Using the listing below, extract each line that has the word "JSON" in it.

━━━━━━

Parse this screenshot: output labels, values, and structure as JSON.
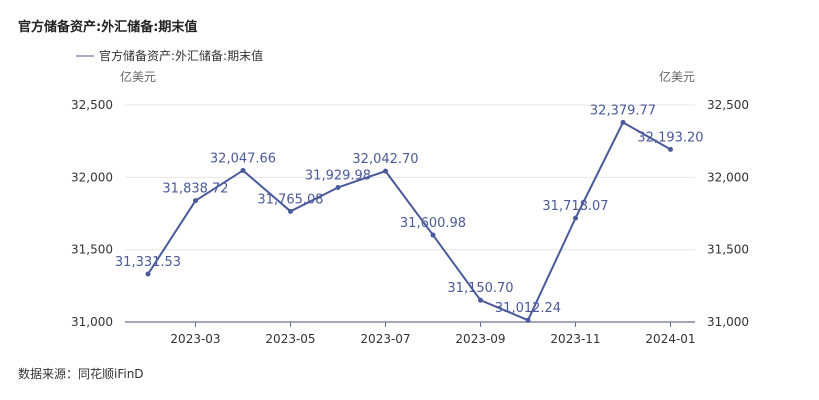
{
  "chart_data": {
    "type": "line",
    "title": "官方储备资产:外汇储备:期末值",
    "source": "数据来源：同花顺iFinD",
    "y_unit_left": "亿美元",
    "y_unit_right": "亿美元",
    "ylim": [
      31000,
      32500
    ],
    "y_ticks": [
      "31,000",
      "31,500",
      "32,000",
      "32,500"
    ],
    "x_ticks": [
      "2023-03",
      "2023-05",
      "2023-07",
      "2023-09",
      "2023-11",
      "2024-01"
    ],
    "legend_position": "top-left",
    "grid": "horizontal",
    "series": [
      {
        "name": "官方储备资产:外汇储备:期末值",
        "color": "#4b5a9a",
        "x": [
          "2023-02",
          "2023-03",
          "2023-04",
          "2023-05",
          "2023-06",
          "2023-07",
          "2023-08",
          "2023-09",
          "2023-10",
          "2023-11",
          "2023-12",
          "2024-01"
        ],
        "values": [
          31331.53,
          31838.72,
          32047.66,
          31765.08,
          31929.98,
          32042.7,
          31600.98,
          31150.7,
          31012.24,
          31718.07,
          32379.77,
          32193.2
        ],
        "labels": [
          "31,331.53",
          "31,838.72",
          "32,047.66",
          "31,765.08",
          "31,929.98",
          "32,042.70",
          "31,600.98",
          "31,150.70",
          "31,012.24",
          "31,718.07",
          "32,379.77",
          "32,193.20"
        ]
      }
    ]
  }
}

━━━━━━

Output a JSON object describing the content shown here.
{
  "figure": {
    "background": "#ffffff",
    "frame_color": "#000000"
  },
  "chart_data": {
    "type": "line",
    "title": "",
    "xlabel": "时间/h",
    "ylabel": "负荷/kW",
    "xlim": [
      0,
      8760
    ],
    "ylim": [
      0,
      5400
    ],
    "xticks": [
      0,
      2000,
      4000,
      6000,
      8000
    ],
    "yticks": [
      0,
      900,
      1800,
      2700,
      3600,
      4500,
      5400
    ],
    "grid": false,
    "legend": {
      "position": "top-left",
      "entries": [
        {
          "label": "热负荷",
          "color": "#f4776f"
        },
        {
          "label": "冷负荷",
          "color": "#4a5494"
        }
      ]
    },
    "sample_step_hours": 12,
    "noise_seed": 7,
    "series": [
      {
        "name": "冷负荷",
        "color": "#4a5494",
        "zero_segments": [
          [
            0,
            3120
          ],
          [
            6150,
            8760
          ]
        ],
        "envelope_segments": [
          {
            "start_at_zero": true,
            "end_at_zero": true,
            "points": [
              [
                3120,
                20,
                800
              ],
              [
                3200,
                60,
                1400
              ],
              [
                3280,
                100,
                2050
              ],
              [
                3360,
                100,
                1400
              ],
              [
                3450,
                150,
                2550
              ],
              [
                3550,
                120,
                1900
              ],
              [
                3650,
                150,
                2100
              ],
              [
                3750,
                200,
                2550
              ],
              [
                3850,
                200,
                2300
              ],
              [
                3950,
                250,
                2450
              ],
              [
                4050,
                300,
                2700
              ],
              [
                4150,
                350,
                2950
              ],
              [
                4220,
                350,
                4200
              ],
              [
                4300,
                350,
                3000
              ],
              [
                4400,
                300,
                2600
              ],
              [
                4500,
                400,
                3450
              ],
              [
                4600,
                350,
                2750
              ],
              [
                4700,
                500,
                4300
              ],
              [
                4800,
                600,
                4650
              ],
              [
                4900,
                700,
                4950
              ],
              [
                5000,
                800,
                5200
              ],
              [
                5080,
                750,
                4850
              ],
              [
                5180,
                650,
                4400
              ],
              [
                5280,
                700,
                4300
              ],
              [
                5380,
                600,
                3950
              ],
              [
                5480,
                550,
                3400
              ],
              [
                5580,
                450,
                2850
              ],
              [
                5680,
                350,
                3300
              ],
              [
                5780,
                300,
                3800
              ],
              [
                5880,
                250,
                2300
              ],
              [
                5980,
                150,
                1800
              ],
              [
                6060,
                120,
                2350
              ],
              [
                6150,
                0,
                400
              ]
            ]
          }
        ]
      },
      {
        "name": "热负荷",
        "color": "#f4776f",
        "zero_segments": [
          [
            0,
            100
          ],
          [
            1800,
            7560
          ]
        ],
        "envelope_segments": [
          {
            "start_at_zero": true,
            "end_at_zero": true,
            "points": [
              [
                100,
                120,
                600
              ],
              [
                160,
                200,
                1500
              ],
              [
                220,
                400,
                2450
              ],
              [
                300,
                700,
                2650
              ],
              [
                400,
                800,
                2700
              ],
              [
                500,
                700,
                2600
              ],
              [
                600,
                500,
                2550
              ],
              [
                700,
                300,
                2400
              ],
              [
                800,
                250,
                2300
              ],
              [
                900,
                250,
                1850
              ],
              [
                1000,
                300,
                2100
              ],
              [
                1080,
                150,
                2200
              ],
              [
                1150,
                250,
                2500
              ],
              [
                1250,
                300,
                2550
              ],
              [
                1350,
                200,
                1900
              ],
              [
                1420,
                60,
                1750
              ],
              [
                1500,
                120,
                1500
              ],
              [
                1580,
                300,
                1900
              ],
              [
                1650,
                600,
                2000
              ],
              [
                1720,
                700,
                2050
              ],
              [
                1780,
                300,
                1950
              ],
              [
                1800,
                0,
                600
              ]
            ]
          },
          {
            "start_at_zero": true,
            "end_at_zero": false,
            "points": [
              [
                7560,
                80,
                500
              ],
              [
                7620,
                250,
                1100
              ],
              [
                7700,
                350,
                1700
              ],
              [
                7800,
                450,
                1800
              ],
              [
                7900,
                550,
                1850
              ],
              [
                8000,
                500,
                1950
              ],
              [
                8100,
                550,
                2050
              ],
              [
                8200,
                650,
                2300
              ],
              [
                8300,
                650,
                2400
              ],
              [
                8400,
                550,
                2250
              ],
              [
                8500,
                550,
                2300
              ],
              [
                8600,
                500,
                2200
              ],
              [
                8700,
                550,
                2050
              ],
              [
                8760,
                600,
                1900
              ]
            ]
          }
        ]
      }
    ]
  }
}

━━━━━━

▶ Expected answer:
Parse this screenshot: output labels, values, and structure as JSON.
Output a JSON object describing the content shown here.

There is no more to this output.